What is asked ::
Please arrange the lines of the records as a numbered list, starting with the line that contains "Enumerate the UI" and going on through the line that contains "i2-tick-label: -50 [128,800,153,819]". Leave out any blank lines.

(Saved entries)
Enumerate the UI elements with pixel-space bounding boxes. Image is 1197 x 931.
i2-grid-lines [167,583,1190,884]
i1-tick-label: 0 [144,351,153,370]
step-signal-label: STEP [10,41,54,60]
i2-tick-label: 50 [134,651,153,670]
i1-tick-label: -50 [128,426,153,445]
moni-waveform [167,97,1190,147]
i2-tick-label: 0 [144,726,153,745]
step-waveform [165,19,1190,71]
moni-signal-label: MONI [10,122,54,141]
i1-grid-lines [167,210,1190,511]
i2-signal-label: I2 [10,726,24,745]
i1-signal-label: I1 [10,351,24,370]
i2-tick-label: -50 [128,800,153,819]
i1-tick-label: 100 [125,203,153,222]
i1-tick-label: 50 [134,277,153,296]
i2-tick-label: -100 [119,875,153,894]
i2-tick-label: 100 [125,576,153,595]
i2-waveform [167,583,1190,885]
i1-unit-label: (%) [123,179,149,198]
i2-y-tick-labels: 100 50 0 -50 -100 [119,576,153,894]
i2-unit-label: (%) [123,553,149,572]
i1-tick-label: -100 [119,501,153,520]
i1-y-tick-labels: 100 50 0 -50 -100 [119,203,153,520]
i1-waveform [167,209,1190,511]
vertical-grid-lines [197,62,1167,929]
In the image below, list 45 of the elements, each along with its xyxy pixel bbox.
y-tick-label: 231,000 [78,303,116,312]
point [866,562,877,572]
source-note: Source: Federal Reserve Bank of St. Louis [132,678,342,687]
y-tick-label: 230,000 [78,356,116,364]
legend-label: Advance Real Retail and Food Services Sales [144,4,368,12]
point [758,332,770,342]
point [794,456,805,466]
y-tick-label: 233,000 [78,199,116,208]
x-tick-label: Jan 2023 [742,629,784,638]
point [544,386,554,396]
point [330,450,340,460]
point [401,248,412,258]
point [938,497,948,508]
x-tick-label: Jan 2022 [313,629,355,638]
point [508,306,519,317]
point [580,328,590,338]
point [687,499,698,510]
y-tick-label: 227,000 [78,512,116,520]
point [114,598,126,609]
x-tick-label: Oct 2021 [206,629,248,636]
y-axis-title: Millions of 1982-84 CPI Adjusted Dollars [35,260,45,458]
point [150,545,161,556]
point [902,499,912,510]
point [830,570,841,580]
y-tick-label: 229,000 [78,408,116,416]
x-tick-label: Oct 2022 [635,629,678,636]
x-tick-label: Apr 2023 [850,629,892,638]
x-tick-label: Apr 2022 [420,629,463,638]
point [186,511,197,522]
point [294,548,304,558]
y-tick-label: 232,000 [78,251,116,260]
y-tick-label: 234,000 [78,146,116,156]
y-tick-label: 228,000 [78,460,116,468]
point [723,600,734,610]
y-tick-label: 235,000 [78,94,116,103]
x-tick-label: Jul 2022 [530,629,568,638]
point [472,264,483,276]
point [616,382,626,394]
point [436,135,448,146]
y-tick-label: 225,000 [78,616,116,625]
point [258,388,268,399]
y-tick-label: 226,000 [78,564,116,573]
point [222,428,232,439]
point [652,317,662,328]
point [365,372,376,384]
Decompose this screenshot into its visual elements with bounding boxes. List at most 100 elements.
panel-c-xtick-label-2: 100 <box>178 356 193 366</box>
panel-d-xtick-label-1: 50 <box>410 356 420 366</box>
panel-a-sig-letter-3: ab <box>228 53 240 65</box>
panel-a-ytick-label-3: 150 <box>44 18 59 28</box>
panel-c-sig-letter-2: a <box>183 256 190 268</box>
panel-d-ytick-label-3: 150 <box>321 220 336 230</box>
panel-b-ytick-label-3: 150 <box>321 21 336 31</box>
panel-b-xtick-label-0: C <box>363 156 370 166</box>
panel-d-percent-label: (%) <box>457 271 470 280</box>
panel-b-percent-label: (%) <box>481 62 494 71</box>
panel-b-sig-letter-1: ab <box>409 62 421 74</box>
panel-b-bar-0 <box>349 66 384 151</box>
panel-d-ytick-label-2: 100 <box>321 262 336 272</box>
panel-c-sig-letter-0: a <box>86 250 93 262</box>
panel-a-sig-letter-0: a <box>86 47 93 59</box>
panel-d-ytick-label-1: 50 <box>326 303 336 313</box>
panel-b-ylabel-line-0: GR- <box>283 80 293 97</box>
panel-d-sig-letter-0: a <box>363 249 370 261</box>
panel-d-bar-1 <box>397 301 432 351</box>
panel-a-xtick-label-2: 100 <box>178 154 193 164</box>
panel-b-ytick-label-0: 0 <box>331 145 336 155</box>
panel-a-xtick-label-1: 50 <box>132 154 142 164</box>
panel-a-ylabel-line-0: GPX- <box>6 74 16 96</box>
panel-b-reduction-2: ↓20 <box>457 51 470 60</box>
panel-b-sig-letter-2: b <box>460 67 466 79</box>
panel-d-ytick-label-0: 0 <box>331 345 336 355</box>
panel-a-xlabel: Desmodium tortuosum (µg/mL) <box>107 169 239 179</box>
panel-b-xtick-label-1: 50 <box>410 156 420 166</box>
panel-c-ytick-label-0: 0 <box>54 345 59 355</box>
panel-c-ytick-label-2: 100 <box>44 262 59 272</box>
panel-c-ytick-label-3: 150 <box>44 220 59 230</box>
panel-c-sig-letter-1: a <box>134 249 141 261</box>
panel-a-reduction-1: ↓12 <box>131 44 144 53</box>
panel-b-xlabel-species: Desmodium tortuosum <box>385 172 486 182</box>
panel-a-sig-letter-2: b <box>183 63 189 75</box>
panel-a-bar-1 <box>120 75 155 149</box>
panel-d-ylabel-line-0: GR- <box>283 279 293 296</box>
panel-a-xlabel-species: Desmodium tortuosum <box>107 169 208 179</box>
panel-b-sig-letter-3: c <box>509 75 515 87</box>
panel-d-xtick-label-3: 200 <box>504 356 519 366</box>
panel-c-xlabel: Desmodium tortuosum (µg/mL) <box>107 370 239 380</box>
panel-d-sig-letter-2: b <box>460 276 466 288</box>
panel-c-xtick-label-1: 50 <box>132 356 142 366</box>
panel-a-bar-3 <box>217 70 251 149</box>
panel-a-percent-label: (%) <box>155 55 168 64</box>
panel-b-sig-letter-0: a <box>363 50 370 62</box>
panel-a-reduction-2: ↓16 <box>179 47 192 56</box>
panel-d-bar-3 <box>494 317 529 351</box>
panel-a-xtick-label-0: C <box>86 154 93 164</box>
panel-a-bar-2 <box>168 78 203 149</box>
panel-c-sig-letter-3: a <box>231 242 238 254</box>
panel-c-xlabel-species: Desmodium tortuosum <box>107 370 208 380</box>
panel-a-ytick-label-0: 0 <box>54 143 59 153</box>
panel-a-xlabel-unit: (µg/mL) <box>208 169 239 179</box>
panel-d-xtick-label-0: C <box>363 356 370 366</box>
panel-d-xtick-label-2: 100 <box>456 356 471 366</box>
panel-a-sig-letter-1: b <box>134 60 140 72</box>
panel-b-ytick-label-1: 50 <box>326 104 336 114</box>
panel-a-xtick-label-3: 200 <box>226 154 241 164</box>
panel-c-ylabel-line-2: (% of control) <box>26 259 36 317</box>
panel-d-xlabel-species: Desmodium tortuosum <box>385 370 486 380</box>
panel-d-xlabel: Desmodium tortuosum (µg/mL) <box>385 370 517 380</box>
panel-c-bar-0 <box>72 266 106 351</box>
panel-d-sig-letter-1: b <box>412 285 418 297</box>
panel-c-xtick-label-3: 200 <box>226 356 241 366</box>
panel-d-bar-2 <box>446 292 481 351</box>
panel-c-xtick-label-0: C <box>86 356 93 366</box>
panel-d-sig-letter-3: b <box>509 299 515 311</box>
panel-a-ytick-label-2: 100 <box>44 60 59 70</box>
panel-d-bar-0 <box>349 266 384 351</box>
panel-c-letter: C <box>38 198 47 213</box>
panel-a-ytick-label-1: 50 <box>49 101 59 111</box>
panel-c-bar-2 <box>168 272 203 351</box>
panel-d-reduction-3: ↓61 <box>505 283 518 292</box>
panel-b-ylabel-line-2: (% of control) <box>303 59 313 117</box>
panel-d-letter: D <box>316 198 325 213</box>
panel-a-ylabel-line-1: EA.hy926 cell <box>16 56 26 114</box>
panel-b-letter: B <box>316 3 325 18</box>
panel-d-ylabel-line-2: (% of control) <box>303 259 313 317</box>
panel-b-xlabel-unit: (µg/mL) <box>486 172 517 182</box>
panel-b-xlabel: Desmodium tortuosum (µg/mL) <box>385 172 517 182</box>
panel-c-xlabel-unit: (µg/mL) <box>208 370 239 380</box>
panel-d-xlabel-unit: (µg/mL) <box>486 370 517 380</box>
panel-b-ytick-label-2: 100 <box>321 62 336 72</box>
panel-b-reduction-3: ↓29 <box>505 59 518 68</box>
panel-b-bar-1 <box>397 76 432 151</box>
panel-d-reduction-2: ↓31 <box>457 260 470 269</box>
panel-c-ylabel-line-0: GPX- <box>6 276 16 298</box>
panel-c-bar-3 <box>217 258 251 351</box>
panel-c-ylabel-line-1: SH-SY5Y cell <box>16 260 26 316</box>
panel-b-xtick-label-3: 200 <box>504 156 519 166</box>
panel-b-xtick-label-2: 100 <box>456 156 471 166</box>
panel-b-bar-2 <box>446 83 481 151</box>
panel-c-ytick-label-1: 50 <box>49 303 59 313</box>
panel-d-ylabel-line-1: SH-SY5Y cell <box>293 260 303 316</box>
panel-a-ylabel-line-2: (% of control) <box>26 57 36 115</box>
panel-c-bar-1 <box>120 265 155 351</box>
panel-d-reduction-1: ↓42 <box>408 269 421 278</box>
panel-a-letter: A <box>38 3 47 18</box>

---

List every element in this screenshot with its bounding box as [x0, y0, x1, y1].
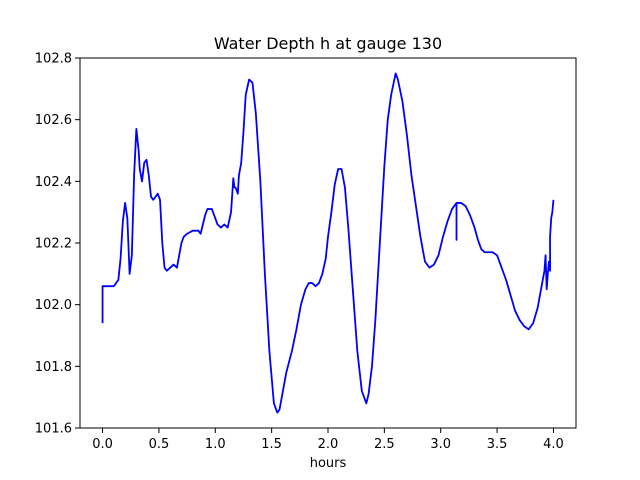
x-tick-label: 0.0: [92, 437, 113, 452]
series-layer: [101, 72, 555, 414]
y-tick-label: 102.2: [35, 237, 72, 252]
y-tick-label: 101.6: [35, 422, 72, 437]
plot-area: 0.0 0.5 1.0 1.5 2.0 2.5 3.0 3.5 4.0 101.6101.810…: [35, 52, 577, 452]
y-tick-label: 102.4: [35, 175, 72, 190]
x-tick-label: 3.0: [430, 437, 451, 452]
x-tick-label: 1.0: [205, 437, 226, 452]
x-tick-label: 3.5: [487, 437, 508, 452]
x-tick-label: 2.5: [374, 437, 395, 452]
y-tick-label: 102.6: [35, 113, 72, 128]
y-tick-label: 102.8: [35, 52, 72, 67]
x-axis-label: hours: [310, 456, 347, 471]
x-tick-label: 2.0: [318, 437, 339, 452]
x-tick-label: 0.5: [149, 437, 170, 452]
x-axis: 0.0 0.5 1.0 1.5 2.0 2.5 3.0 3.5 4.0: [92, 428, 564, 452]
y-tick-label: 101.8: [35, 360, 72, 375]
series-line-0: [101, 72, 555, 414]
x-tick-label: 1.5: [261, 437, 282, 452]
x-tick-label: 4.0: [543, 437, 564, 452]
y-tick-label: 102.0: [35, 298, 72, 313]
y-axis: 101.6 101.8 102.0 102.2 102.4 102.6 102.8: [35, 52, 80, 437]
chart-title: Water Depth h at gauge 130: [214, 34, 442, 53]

The result ::
1. Enumerate the UI elements with pixel-space bounding boxes. Image is 1197 x 931.
2. i2-grid-lines [167,583,1190,884]
3. i1-tick-label: 0 [144,351,153,370]
4. step-signal-label: STEP [10,41,54,60]
5. i2-tick-label: 50 [134,651,153,670]
6. i1-tick-label: -50 [128,426,153,445]
7. moni-waveform [167,97,1190,147]
8. i2-tick-label: 0 [144,726,153,745]
9. step-waveform [165,19,1190,71]
10. moni-signal-label: MONI [10,122,54,141]
11. i1-grid-lines [167,210,1190,511]
12. i2-signal-label: I2 [10,726,24,745]
13. i1-signal-label: I1 [10,351,24,370]
14. i2-tick-label: -50 [128,800,153,819]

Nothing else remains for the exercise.